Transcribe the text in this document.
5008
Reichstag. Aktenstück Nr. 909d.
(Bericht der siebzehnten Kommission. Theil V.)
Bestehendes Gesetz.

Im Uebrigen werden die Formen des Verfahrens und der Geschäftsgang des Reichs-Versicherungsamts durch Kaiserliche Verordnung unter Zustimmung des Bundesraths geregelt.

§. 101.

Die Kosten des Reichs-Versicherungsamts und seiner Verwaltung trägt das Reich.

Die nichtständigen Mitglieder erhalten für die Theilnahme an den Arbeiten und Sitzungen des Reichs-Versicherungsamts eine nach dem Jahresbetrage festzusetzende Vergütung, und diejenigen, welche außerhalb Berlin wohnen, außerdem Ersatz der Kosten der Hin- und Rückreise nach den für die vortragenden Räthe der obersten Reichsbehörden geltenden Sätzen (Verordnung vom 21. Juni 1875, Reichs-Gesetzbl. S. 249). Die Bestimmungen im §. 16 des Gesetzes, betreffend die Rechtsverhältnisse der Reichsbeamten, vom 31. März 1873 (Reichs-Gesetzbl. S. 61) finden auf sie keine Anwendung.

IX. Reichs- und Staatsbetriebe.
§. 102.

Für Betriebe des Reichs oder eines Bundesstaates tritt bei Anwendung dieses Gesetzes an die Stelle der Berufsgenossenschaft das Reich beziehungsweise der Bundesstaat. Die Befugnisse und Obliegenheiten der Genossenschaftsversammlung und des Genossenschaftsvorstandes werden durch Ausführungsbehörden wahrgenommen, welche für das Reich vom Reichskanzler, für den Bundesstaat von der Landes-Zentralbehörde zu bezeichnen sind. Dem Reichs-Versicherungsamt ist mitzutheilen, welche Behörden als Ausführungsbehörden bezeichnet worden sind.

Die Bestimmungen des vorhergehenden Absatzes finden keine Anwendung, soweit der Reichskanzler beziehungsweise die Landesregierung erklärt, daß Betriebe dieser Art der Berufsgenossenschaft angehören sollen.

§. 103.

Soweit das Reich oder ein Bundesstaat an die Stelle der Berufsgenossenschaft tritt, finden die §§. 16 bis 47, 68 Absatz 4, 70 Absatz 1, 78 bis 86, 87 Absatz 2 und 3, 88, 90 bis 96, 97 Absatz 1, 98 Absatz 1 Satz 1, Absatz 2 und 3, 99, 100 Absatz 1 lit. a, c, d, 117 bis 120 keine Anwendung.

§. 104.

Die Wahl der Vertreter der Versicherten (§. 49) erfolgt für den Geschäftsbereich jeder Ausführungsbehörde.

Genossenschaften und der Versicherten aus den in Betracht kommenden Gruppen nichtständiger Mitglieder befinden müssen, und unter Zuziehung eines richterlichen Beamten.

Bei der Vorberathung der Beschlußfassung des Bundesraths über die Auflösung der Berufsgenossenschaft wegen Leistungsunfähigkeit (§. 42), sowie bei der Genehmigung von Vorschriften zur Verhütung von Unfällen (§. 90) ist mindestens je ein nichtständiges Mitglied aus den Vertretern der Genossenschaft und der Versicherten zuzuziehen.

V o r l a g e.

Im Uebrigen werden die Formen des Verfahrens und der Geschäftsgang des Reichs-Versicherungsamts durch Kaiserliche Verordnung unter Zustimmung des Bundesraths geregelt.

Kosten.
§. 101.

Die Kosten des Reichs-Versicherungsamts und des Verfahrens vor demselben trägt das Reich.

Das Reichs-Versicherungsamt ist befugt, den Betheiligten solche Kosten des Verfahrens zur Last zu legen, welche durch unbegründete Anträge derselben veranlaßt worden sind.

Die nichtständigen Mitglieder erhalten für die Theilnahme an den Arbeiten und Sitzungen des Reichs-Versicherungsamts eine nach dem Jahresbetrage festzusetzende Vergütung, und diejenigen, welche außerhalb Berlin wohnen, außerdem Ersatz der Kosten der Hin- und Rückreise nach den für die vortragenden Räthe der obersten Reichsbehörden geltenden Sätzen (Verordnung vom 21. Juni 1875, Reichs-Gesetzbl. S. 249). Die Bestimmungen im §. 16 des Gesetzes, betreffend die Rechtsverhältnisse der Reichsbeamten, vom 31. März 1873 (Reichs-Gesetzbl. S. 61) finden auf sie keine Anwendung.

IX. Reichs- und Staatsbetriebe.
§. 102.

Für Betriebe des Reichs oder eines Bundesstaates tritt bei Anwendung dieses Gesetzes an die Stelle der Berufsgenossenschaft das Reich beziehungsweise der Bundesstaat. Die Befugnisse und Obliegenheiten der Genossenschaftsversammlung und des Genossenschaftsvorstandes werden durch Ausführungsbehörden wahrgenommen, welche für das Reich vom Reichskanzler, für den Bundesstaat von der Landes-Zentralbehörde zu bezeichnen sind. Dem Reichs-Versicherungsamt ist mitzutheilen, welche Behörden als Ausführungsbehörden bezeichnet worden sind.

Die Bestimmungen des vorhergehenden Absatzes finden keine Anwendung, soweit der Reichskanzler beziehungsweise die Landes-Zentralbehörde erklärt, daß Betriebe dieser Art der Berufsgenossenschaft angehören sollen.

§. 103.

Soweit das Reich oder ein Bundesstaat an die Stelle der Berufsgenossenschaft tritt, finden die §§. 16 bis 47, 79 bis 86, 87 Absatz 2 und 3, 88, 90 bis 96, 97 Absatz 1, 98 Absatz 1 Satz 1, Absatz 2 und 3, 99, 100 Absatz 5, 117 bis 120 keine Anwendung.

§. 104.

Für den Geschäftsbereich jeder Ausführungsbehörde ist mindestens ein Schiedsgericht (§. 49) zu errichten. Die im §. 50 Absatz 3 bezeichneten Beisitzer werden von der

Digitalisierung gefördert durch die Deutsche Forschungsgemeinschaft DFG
---
◆ Action item ◆
When you transcribe the records above, keep every line exactly the same.

◆ Solution to this task ◆
Transcribe the text in this document.
5008
Reichstag. Aktenstück Nr. 909d.
(Bericht der siebzehnten Kommission. Theil V.)
Bestehendes Gesetz.

Im Uebrigen werden die Formen des Verfahrens und der Geschäftsgang des Reichs-Versicherungsamts durch Kaiserliche Verordnung unter Zustimmung des Bundesraths geregelt.

§. 101.

Die Kosten des Reichs-Versicherungsamts und seiner Verwaltung trägt das Reich.

Die nichtständigen Mitglieder erhalten für die Theilnahme an den Arbeiten und Sitzungen des Reichs-Versicherungsamts eine nach dem Jahresbetrage festzusetzende Vergütung, und diejenigen, welche außerhalb Berlin wohnen, außerdem Ersatz der Kosten der Hin- und Rückreise nach den für die vortragenden Räthe der obersten Reichsbehörden geltenden Sätzen (Verordnung vom 21. Juni 1875, Reichs-Gesetzbl. S. 249). Die Bestimmungen im §. 16 des Gesetzes, betreffend die Rechtsverhältnisse der Reichsbeamten, vom 31. März 1873 (Reichs-Gesetzbl. S. 61) finden auf sie keine Anwendung.

IX. Reichs- und Staatsbetriebe.
§. 102.

Für Betriebe des Reichs oder eines Bundesstaates tritt bei Anwendung dieses Gesetzes an die Stelle der Berufsgenossenschaft das Reich beziehungsweise der Bundesstaat. Die Befugnisse und Obliegenheiten der Genossenschaftsversammlung und des Genossenschaftsvorstandes werden durch Ausführungsbehörden wahrgenommen, welche für das Reich vom Reichskanzler, für den Bundesstaat von der Landes-Zentralbehörde zu bezeichnen sind. Dem Reichs-Versicherungsamt ist mitzutheilen, welche Behörden als Ausführungsbehörden bezeichnet worden sind.

Die Bestimmungen des vorhergehenden Absatzes finden keine Anwendung, soweit der Reichskanzler beziehungsweise die Landesregierung erklärt, daß Betriebe dieser Art der Berufsgenossenschaft angehören sollen.

§. 103.

Soweit das Reich oder ein Bundesstaat an die Stelle der Berufsgenossenschaft tritt, finden die §§. 16 bis 47, 68 Absatz 4, 70 Absatz 1, 78 bis 86, 87 Absatz 2 und 3, 88, 90 bis 96, 97 Absatz 1, 98 Absatz 1 Satz 1, Absatz 2 und 3, 99, 100 Absatz 1 lit. a, c, d, 117 bis 120 keine Anwendung.

§. 104.

Die Wahl der Vertreter der Versicherten (§. 49) erfolgt für den Geschäftsbereich jeder Ausführungsbehörde.

Genossenschaften und der Versicherten aus den in Betracht kommenden Gruppen nichtständiger Mitglieder befinden müssen, und unter Zuziehung eines richterlichen Beamten.

Bei der Vorberathung der Beschlußfassung des Bundesraths über die Auflösung der Berufsgenossenschaft wegen Leistungsunfähigkeit (§. 42), sowie bei der Genehmigung von Vorschriften zur Verhütung von Unfällen (§. 90) ist mindestens je ein nichtständiges Mitglied aus den Vertretern der Genossenschaft und der Versicherten zuzuziehen.

V o r l a g e.

Im Uebrigen werden die Formen des Verfahrens und der Geschäftsgang des Reichs-Versicherungsamts durch Kaiserliche Verordnung unter Zustimmung des Bundesraths geregelt.

Kosten.
§. 101.

Die Kosten des Reichs-Versicherungsamts und des Verfahrens vor demselben trägt das Reich.

Das Reichs-Versicherungsamt ist befugt, den Betheiligten solche Kosten des Verfahrens zur Last zu legen, welche durch unbegründete Anträge derselben veranlaßt worden sind.

Die nichtständigen Mitglieder erhalten für die Theilnahme an den Arbeiten und Sitzungen des Reichs-Versicherungsamts eine nach dem Jahresbetrage festzusetzende Vergütung, und diejenigen, welche außerhalb Berlin wohnen, außerdem Ersatz der Kosten der Hin- und Rückreise nach den für die vortragenden Räthe der obersten Reichsbehörden geltenden Sätzen (Verordnung vom 21. Juni 1875, Reichs-Gesetzbl. S. 249). Die Bestimmungen im §. 16 des Gesetzes, betreffend die Rechtsverhältnisse der Reichsbeamten, vom 31. März 1873 (Reichs-Gesetzbl. S. 61) finden auf sie keine Anwendung.

IX. Reichs- und Staatsbetriebe.
§. 102.

Für Betriebe des Reichs oder eines Bundesstaates tritt bei Anwendung dieses Gesetzes an die Stelle der Berufsgenossenschaft das Reich beziehungsweise der Bundesstaat. Die Befugnisse und Obliegenheiten der Genossenschaftsversammlung und des Genossenschaftsvorstandes werden durch Ausführungsbehörden wahrgenommen, welche für das Reich vom Reichskanzler, für den Bundesstaat von der Landes-Zentralbehörde zu bezeichnen sind. Dem Reichs-Versicherungsamt ist mitzutheilen, welche Behörden als Ausführungsbehörden bezeichnet worden sind.

Die Bestimmungen des vorhergehenden Absatzes finden keine Anwendung, soweit der Reichskanzler beziehungsweise die Landes-Zentralbehörde erklärt, daß Betriebe dieser Art der Berufsgenossenschaft angehören sollen.

§. 103.

Soweit das Reich oder ein Bundesstaat an die Stelle der Berufsgenossenschaft tritt, finden die §§. 16 bis 47, 79 bis 86, 87 Absatz 2 und 3, 88, 90 bis 96, 97 Absatz 1, 98 Absatz 1 Satz 1, Absatz 2 und 3, 99, 100 Absatz 5, 117 bis 120 keine Anwendung.

§. 104.

Für den Geschäftsbereich jeder Ausführungsbehörde ist mindestens ein Schiedsgericht (§. 49) zu errichten. Die im §. 50 Absatz 3 bezeichneten Beisitzer werden von der

Digitalisierung gefördert durch die Deutsche Forschungsgemeinschaft DFG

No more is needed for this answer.